## Stored entries:
_____

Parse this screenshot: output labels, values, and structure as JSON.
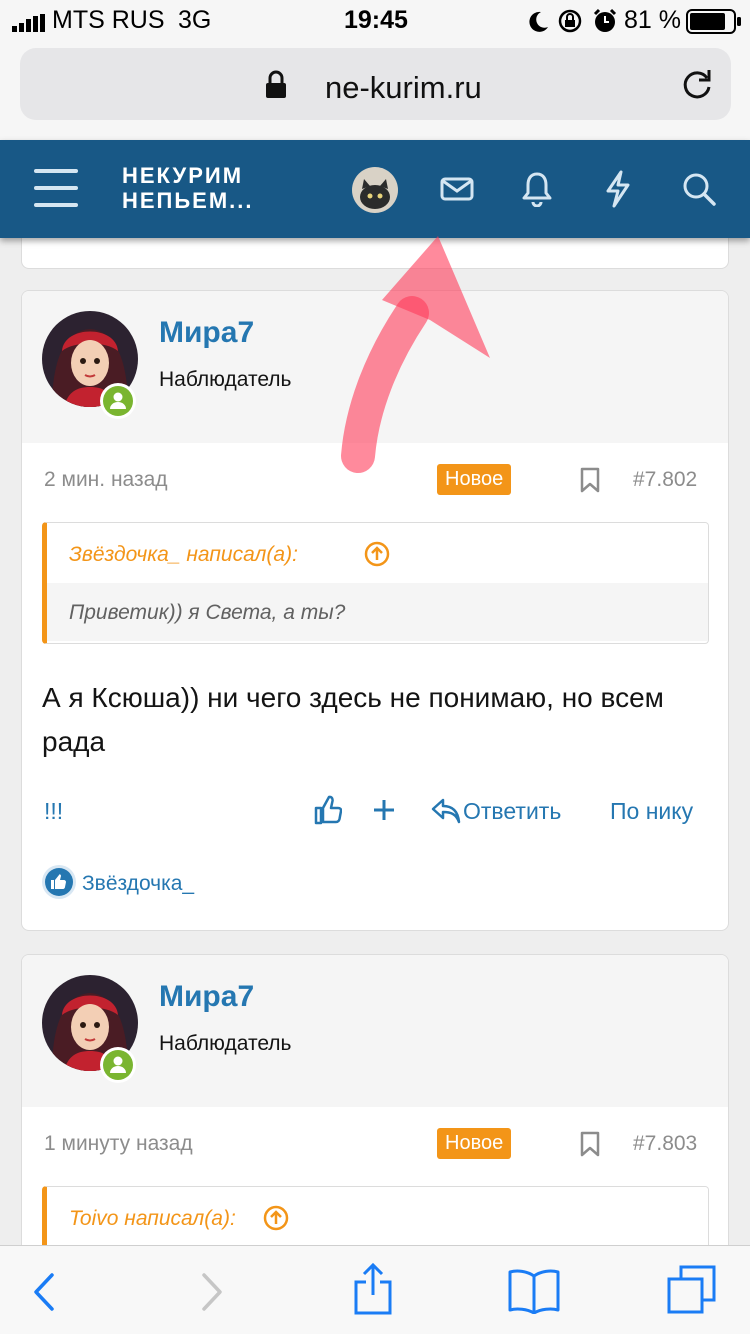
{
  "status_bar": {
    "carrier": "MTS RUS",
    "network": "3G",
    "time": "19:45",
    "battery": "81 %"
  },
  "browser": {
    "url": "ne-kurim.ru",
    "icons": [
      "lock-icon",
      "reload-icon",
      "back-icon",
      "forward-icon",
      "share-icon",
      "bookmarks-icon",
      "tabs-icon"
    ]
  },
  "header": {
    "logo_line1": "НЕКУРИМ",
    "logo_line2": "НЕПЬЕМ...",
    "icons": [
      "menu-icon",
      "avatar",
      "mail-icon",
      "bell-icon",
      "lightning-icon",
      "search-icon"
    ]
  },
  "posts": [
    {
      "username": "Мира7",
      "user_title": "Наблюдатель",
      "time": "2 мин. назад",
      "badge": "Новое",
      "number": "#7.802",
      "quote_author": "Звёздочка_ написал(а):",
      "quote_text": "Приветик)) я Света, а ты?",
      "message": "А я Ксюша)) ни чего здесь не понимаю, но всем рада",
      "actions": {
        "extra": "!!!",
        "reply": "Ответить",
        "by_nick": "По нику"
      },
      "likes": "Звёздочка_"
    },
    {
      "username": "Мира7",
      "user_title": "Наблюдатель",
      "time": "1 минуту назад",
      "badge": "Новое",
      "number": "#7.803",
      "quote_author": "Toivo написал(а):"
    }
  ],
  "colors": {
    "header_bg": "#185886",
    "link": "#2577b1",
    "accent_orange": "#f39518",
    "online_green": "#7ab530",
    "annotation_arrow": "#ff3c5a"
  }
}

_____

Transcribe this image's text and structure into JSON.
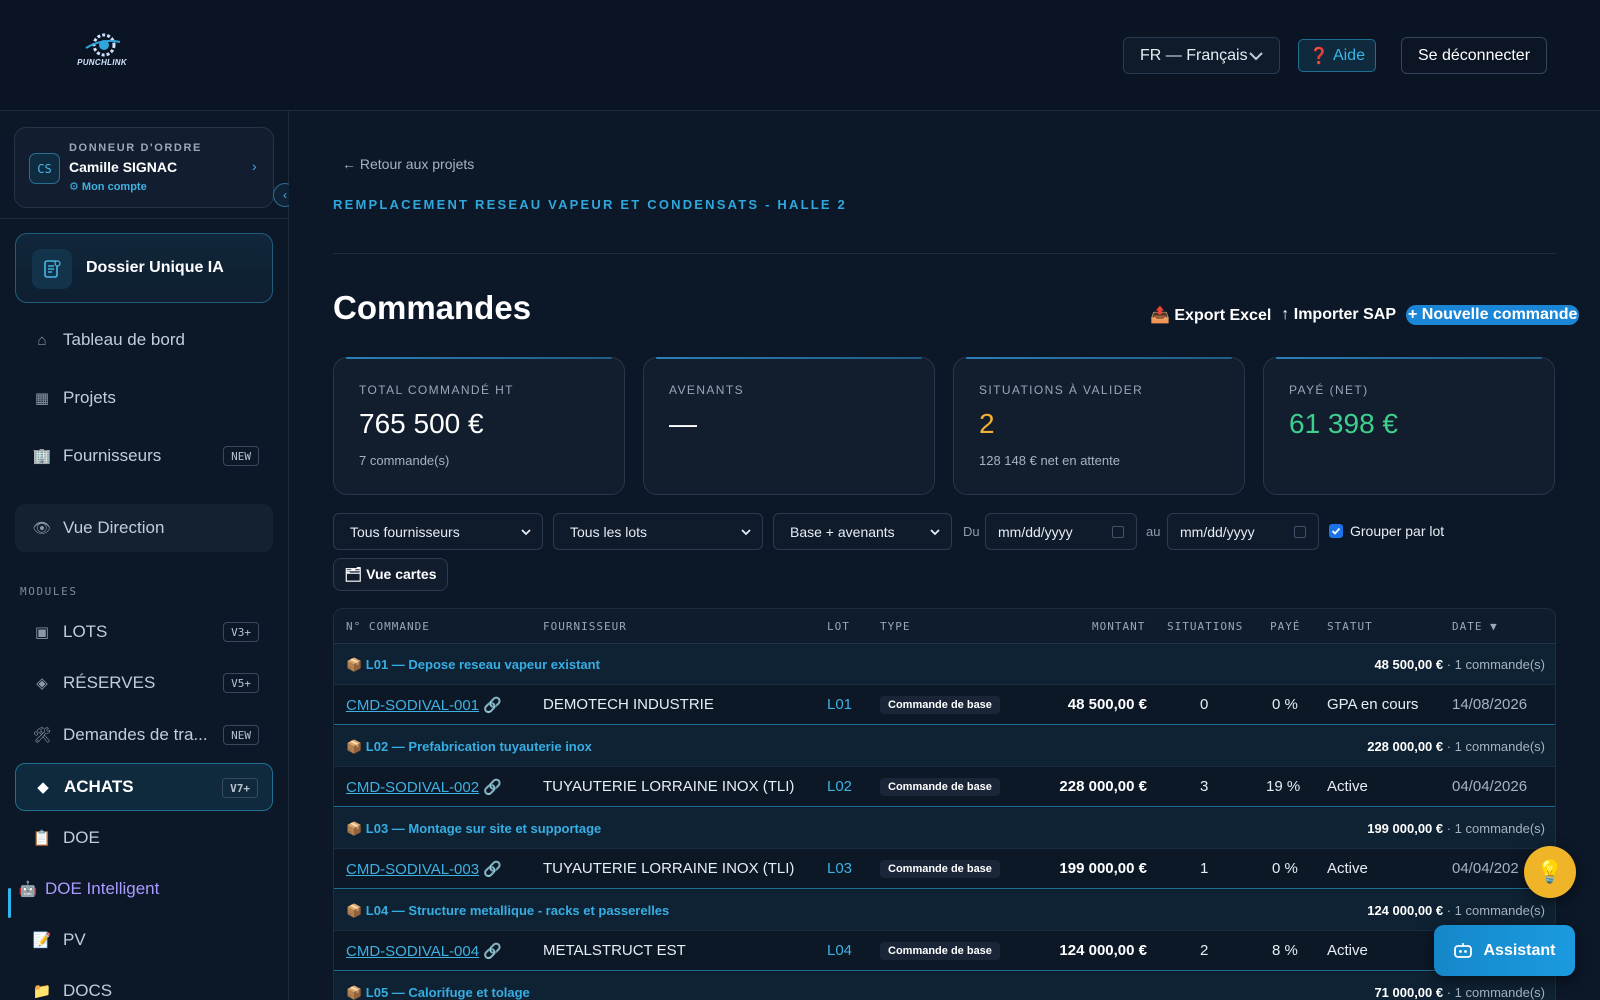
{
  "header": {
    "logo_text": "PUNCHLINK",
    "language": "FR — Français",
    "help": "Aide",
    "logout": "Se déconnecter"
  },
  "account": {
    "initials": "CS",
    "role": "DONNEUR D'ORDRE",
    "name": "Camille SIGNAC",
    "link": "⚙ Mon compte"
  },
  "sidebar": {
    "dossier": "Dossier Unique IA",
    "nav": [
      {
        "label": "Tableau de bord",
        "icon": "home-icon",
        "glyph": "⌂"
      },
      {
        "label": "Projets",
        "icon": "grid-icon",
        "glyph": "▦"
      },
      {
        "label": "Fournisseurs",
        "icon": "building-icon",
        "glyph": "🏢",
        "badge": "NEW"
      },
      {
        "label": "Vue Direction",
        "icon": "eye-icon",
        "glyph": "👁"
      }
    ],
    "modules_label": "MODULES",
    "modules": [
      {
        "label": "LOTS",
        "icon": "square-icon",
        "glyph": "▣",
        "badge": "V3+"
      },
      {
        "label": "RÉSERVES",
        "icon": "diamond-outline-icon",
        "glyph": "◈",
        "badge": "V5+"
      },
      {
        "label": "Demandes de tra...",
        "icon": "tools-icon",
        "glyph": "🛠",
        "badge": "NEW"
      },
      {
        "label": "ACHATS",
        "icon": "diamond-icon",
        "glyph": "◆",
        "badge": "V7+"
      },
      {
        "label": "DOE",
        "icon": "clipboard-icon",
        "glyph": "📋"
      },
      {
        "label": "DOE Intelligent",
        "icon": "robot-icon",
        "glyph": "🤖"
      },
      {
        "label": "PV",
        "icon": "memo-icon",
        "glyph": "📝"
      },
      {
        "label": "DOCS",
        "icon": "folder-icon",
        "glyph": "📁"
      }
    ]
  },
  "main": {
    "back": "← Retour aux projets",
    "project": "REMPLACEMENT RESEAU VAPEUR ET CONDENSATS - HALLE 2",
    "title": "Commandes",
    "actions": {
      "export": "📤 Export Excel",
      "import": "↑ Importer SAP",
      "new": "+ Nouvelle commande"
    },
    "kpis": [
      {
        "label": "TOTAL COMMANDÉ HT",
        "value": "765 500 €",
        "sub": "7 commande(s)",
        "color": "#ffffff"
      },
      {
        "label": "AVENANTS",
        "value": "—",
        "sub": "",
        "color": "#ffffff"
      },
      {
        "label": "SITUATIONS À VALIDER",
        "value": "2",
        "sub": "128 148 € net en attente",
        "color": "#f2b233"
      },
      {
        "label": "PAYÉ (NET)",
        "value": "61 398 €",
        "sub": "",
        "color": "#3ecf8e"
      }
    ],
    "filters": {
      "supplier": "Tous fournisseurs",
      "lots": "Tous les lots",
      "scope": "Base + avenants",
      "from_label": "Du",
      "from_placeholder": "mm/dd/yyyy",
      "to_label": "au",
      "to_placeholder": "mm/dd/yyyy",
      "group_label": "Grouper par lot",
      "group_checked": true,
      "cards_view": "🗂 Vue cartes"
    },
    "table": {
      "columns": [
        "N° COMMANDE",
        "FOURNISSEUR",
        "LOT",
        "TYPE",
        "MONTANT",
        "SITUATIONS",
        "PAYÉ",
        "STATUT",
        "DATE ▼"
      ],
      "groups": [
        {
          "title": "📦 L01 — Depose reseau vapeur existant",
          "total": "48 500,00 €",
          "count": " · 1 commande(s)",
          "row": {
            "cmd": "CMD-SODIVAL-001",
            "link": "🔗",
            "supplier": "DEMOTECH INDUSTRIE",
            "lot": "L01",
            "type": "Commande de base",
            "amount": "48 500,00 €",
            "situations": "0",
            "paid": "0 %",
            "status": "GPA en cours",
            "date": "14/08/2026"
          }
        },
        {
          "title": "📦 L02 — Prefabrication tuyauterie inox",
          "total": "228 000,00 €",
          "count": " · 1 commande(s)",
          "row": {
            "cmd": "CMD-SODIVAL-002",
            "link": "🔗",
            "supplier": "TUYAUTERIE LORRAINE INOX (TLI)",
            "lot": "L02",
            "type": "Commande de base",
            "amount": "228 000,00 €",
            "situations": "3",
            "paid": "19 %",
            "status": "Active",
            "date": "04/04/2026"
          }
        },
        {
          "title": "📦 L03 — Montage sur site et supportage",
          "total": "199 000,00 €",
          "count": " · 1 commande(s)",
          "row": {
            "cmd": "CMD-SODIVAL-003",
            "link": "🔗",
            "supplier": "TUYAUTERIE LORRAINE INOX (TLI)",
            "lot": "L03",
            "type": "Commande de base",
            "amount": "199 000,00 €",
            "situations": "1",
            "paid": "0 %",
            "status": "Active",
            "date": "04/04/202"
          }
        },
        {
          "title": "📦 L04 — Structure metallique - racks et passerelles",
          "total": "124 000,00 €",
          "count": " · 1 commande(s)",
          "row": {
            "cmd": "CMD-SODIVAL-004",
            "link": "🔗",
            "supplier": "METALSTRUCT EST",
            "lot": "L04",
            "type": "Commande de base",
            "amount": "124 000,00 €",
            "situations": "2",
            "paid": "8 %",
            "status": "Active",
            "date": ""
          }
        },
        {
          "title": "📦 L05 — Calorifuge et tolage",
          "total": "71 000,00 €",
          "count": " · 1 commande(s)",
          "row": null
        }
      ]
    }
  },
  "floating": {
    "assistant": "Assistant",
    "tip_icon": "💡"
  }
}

_____

## TASK STATEMENT:
Out of the records, collect only those lines that contain the string "badge".

## CORRECT RESULT:
      "badge": "Новое",
      "badge": "Новое",
        "badge": "NEW"
        "badge": "V3+"
        "badge": "V5+"
        "badge": "NEW"
        "badge": "V7+"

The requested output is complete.